## TASK TO COMPLETE
From the records, pick out and copy each line containing "triangle".

## MATERIAL PROVIDED

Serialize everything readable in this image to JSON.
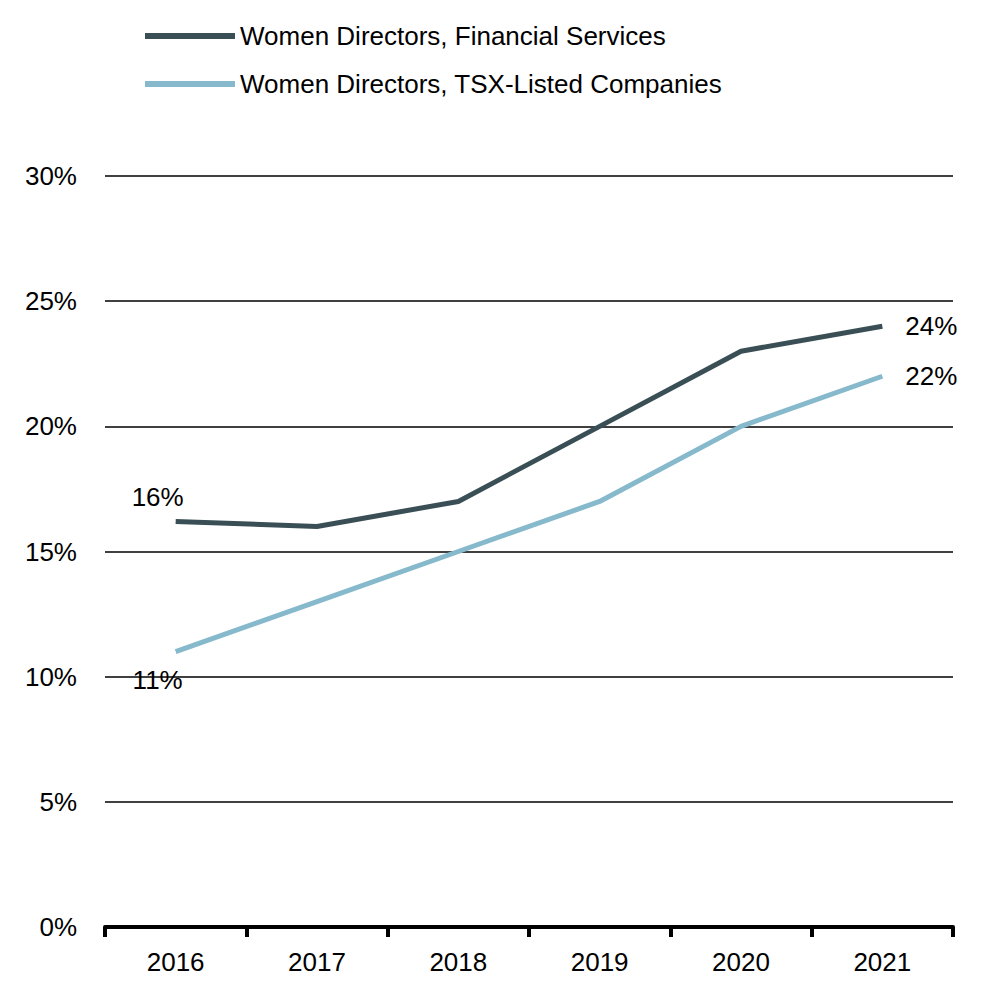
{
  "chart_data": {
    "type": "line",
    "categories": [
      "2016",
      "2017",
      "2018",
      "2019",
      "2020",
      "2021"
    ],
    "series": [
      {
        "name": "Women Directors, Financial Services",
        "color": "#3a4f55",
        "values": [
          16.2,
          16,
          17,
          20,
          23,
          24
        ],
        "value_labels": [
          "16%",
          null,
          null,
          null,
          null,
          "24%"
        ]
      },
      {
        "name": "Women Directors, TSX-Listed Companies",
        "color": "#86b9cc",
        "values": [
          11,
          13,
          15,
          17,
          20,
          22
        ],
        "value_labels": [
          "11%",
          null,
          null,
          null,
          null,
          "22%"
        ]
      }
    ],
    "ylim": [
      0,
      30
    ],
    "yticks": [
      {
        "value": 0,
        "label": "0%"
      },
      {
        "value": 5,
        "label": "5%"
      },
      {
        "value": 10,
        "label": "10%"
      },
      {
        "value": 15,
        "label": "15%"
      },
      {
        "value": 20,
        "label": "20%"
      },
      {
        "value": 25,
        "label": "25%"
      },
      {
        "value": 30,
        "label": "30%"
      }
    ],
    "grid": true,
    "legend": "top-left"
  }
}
==
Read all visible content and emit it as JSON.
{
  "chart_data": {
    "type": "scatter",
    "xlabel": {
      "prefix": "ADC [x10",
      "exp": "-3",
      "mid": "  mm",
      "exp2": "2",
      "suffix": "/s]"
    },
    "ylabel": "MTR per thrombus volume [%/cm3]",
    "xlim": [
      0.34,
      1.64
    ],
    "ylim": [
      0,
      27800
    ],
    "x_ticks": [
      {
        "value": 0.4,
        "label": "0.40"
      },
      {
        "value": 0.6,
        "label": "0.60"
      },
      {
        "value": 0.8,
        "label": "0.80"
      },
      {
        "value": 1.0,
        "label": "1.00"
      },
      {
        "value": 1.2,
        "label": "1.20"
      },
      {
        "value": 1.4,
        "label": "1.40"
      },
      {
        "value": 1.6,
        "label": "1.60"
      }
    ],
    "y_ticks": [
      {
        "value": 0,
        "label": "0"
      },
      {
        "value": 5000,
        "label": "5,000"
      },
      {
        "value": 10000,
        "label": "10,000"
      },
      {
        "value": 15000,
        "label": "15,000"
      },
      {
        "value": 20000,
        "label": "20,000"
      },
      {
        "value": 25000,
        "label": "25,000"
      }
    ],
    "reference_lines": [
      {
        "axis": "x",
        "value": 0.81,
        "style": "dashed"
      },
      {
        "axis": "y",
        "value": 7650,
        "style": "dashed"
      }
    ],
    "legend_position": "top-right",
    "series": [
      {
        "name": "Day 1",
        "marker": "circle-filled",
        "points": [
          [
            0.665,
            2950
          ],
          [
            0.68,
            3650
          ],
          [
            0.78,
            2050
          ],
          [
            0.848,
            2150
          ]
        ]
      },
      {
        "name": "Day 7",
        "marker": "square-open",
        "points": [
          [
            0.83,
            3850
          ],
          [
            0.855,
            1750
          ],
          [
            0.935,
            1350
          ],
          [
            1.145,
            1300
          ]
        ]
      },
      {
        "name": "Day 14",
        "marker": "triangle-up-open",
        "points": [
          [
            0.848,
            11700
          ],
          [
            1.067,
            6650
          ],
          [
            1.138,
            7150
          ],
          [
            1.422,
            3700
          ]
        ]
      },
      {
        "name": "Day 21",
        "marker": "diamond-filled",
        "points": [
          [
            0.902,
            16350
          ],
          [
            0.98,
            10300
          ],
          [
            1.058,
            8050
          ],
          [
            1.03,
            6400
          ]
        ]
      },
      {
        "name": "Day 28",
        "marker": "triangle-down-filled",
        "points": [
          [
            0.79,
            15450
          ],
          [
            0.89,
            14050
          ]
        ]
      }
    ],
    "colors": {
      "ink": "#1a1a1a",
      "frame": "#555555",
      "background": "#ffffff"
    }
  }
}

## TASK RESULT
        "marker": "triangle-up-open",
        "marker": "triangle-down-filled",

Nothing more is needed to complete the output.